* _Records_
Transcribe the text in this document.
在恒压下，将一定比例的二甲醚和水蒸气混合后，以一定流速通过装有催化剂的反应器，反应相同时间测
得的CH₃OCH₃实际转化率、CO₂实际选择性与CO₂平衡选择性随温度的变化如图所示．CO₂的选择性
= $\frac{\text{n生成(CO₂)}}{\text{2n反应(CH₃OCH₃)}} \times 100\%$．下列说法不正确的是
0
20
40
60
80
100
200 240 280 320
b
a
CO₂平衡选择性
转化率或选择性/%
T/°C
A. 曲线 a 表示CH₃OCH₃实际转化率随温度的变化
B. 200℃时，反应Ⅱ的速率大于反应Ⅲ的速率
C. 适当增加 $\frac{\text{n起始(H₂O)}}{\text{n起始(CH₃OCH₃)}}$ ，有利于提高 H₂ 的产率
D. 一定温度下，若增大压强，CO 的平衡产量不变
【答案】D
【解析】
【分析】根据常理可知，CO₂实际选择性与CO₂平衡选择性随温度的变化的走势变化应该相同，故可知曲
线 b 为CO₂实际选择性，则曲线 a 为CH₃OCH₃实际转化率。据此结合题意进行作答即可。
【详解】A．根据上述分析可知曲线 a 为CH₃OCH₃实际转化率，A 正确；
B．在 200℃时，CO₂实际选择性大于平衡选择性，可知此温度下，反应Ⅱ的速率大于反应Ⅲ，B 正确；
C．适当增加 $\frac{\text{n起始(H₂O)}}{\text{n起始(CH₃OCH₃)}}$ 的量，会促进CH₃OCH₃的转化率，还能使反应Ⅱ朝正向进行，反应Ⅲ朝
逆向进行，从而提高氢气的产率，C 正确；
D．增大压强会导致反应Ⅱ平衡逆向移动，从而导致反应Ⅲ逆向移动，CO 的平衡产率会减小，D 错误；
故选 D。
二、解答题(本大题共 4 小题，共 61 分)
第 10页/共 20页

* _REQUEST_
Set down the entries verbatim, leaving none out.

* _PROBLEM SOLUTION_
Transcribe the text in this document.
在恒压下，将一定比例的二甲醚和水蒸气混合后，以一定流速通过装有催化剂的反应器，反应相同时间测
得的CH₃OCH₃实际转化率、CO₂实际选择性与CO₂平衡选择性随温度的变化如图所示．CO₂的选择性
= $\frac{\text{n生成(CO₂)}}{\text{2n反应(CH₃OCH₃)}} \times 100\%$．下列说法不正确的是
0
20
40
60
80
100
200 240 280 320
b
a
CO₂平衡选择性
转化率或选择性/%
T/°C
A. 曲线 a 表示CH₃OCH₃实际转化率随温度的变化
B. 200℃时，反应Ⅱ的速率大于反应Ⅲ的速率
C. 适当增加 $\frac{\text{n起始(H₂O)}}{\text{n起始(CH₃OCH₃)}}$ ，有利于提高 H₂ 的产率
D. 一定温度下，若增大压强，CO 的平衡产量不变
【答案】D
【解析】
【分析】根据常理可知，CO₂实际选择性与CO₂平衡选择性随温度的变化的走势变化应该相同，故可知曲
线 b 为CO₂实际选择性，则曲线 a 为CH₃OCH₃实际转化率。据此结合题意进行作答即可。
【详解】A．根据上述分析可知曲线 a 为CH₃OCH₃实际转化率，A 正确；
B．在 200℃时，CO₂实际选择性大于平衡选择性，可知此温度下，反应Ⅱ的速率大于反应Ⅲ，B 正确；
C．适当增加 $\frac{\text{n起始(H₂O)}}{\text{n起始(CH₃OCH₃)}}$ 的量，会促进CH₃OCH₃的转化率，还能使反应Ⅱ朝正向进行，反应Ⅲ朝
逆向进行，从而提高氢气的产率，C 正确；
D．增大压强会导致反应Ⅱ平衡逆向移动，从而导致反应Ⅲ逆向移动，CO 的平衡产率会减小，D 错误；
故选 D。
二、解答题(本大题共 4 小题，共 61 分)
第 10页/共 20页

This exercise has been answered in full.